-- EXCERPT TO READ --
# CalTrain's VRE Cars at C.S.R.M.



## tp49 (Jan 19, 2003)

While walking in Old Sacramento I spotted three of the single level cars CalTrain obtained from Virginia Railway Express on a consist including some of the museum specials. I know CalTrain is in the process of obtaining new Bombardier bi-level's for the "Baby Bullet" and that these cars were on the "Baseball Specials" when the Giants were in the World Series. But I was always under the impression they were going to be returned to VRE, but now I wonder if the California State Railroad Museum has obtained them for their collection.


----------



## Amfleet (Jan 20, 2003)

I'm suprised they have not been returned. I thought VRE was short on equipment. At one point (and this still may be) VRE had some leased cars from Seattles "Sounder" service.


----------



## AlanB (Jan 20, 2003)

Amfleet said:


> I'm suprised they have not been returned. I thought VRE was short on equipment. At one point (and this still may be) VRE had some leased cars from Seattles "Sounder" service.


VRE, is indeed still short on equipment and in fact are still leasing a Sounder set.

-- PROBLEMS TO WORK ON --
1. In the forum thread about CalTrain's VRE cars, which service is VRE still leasing a set from, according to the final post?
2. Carry on the forum thread about CalTrain's VRE cars, starting right after its last post.

Element and box listings

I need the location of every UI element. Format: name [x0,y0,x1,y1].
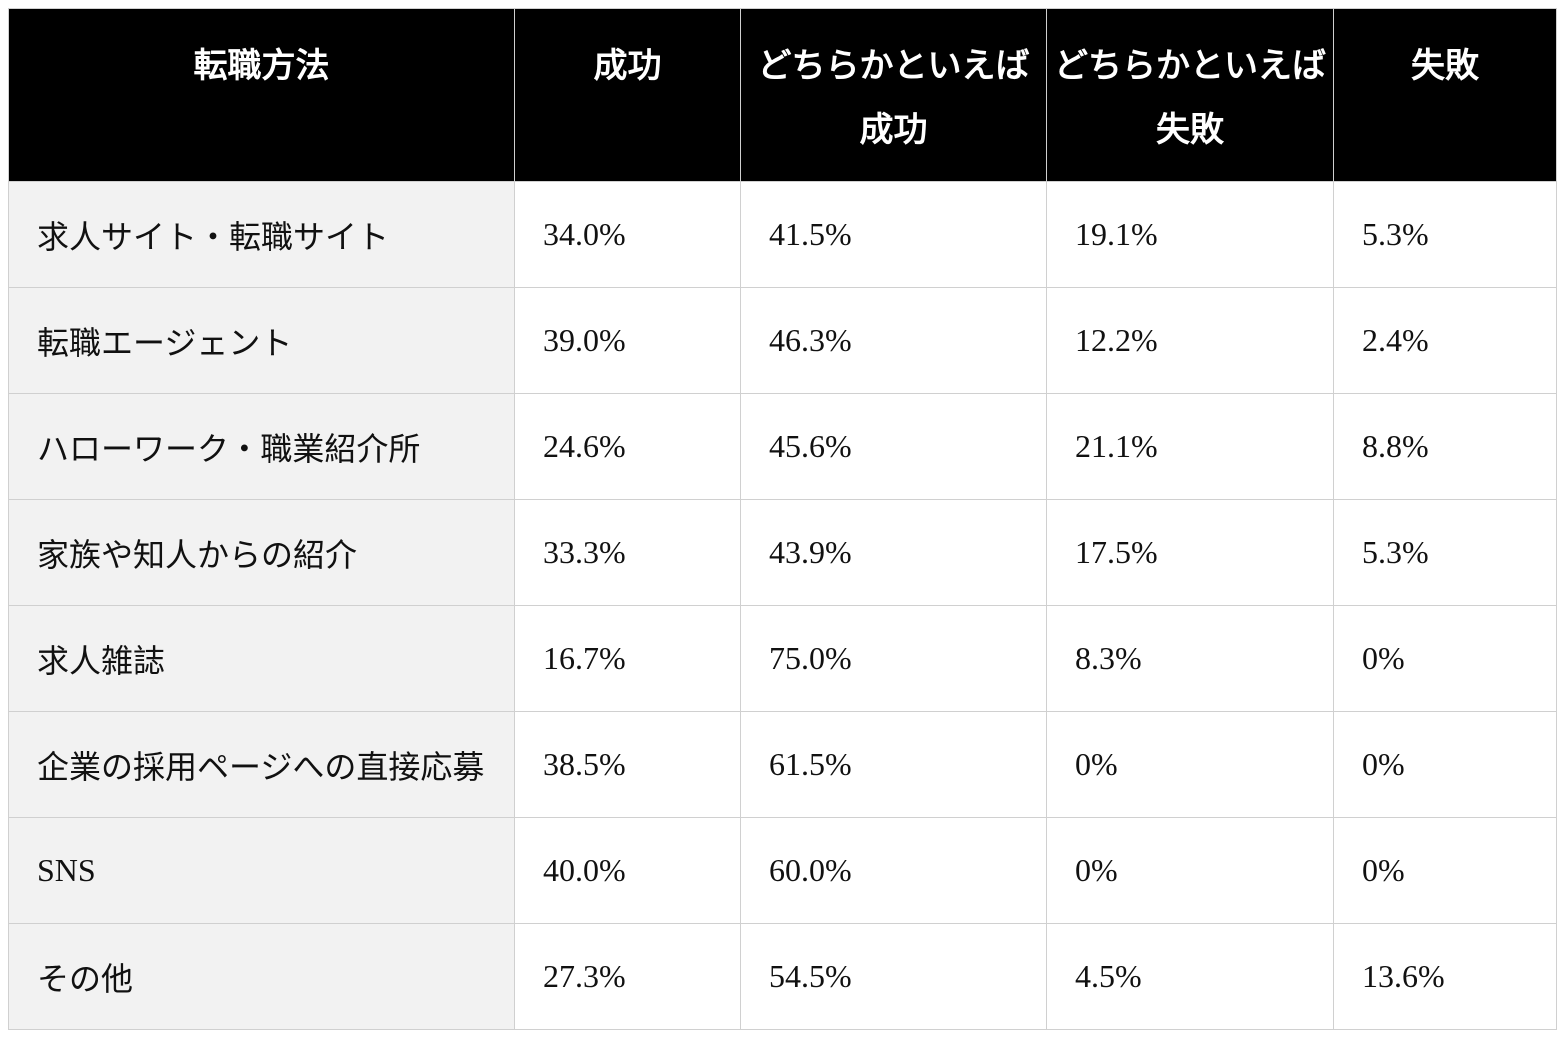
value-cell-success: 38.5% [514,711,741,818]
table-row: SNS 40.0% 60.0% 0% 0% [8,817,1557,924]
value-cell-rather-failure: 21.1% [1046,393,1334,500]
table-body: 求人サイト・転職サイト 34.0% 41.5% 19.1% 5.3% 転職エージ… [8,181,1557,1030]
value-cell-rather-failure: 4.5% [1046,923,1334,1030]
method-cell: ハローワーク・職業紹介所 [8,393,515,500]
header-text-line2: 成功 [859,112,928,149]
method-cell: その他 [8,923,515,1030]
value-cell-rather-failure: 19.1% [1046,181,1334,288]
value-cell-success: 24.6% [514,393,741,500]
column-header-success: 成功 [514,8,741,182]
value-cell-failure: 0% [1333,605,1557,712]
value-cell-failure: 5.3% [1333,499,1557,606]
value-cell-rather-failure: 17.5% [1046,499,1334,606]
value-cell-rather-success: 61.5% [740,711,1047,818]
column-header-rather-success: どちらかといえば 成功 [740,8,1047,182]
header-text: 失敗 [1411,48,1479,85]
value-cell-rather-failure: 12.2% [1046,287,1334,394]
header-text: 転職方法 [193,48,330,85]
value-cell-rather-failure: 0% [1046,817,1334,924]
method-cell: 求人サイト・転職サイト [8,181,515,288]
value-cell-rather-success: 45.6% [740,393,1047,500]
column-header-rather-failure: どちらかといえば 失敗 [1046,8,1334,182]
table-row: 転職エージェント 39.0% 46.3% 12.2% 2.4% [8,287,1557,394]
table-row: 求人雑誌 16.7% 75.0% 8.3% 0% [8,605,1557,712]
column-header-method: 転職方法 [8,8,515,182]
value-cell-failure: 2.4% [1333,287,1557,394]
table-row: 求人サイト・転職サイト 34.0% 41.5% 19.1% 5.3% [8,181,1557,288]
value-cell-rather-success: 54.5% [740,923,1047,1030]
header-text-line2: 失敗 [1156,112,1224,149]
value-cell-failure: 0% [1333,711,1557,818]
column-header-failure: 失敗 [1333,8,1557,182]
method-cell: SNS [8,817,515,924]
value-cell-failure: 5.3% [1333,181,1557,288]
value-cell-failure: 0% [1333,817,1557,924]
header-text: 成功 [593,48,662,85]
value-cell-failure: 8.8% [1333,393,1557,500]
method-cell: 企業の採用ページへの直接応募 [8,711,515,818]
header-text-line1: どちらかといえば [1054,48,1326,85]
method-cell: 家族や知人からの紹介 [8,499,515,606]
table-header: 転職方法 成功 どちらかといえば 成功 どちらかといえば 失敗 失敗 [8,8,1557,182]
table-row: ハローワーク・職業紹介所 24.6% 45.6% 21.1% 8.8% [8,393,1557,500]
method-cell: 求人雑誌 [8,605,515,712]
value-cell-success: 16.7% [514,605,741,712]
value-cell-success: 39.0% [514,287,741,394]
header-row: 転職方法 成功 どちらかといえば 成功 どちらかといえば 失敗 失敗 [8,8,1557,182]
value-cell-rather-failure: 8.3% [1046,605,1334,712]
value-cell-success: 40.0% [514,817,741,924]
job-change-method-results-table: 転職方法 成功 どちらかといえば 成功 どちらかといえば 失敗 失敗 [8,8,1557,1030]
value-cell-rather-success: 60.0% [740,817,1047,924]
value-cell-rather-failure: 0% [1046,711,1334,818]
table-row: その他 27.3% 54.5% 4.5% 13.6% [8,923,1557,1030]
value-cell-success: 33.3% [514,499,741,606]
value-cell-rather-success: 41.5% [740,181,1047,288]
table-row: 企業の採用ページへの直接応募 38.5% 61.5% 0% 0% [8,711,1557,818]
value-cell-rather-success: 43.9% [740,499,1047,606]
method-cell: 転職エージェント [8,287,515,394]
header-text-line1: どちらかといえば [757,48,1030,85]
value-cell-rather-success: 46.3% [740,287,1047,394]
value-cell-success: 34.0% [514,181,741,288]
value-cell-failure: 13.6% [1333,923,1557,1030]
value-cell-success: 27.3% [514,923,741,1030]
value-cell-rather-success: 75.0% [740,605,1047,712]
table-row: 家族や知人からの紹介 33.3% 43.9% 17.5% 5.3% [8,499,1557,606]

-- OUTPUTS BY TASK --
1. Seattle's Sounder service.

2.
----------



## Superliner Diner (Jan 21, 2003)

Amfleet said:


> I'm suprised they have not been returned. I thought VRE was short on equipment. At one point (and this still may be) VRE had some leased cars from Seattles "Sounder" service.


I rode on VRE's Sounder equipment (two different trainsets in fact) the end of this past December.


----------



## battalion51 (Jan 21, 2003)

Tri-Rail might have their new Cab Cars on the same order as VRE. I don't know if Tri-Rail plans on buying additional standard coaches or not.


----------



## Amfleet (Jan 21, 2003)

VRE is not buying any new cars at the moment I believe. They are just leasing them from Sounder.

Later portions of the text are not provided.